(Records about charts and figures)
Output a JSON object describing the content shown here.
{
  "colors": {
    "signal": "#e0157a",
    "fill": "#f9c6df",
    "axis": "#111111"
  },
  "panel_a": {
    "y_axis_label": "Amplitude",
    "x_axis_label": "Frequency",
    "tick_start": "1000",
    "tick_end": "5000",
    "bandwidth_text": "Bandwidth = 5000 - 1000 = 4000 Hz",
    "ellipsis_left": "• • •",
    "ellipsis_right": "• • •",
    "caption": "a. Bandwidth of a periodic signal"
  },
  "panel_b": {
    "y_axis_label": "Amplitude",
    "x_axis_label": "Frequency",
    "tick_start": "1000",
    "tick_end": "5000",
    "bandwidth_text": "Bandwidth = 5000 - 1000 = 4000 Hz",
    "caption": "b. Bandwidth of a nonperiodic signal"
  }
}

Stated goal: Each entry above needs to be retyped exactly.

Answer for the task:
Output a JSON object describing the content shown here.
{
  "colors": {
    "signal": "#e0157a",
    "fill": "#f9c6df",
    "axis": "#111111"
  },
  "panel_a": {
    "y_axis_label": "Amplitude",
    "x_axis_label": "Frequency",
    "tick_start": "1000",
    "tick_end": "5000",
    "bandwidth_text": "Bandwidth = 5000 - 1000 = 4000 Hz",
    "ellipsis_left": "• • •",
    "ellipsis_right": "• • •",
    "caption": "a. Bandwidth of a periodic signal"
  },
  "panel_b": {
    "y_axis_label": "Amplitude",
    "x_axis_label": "Frequency",
    "tick_start": "1000",
    "tick_end": "5000",
    "bandwidth_text": "Bandwidth = 5000 - 1000 = 4000 Hz",
    "caption": "b. Bandwidth of a nonperiodic signal"
  }
}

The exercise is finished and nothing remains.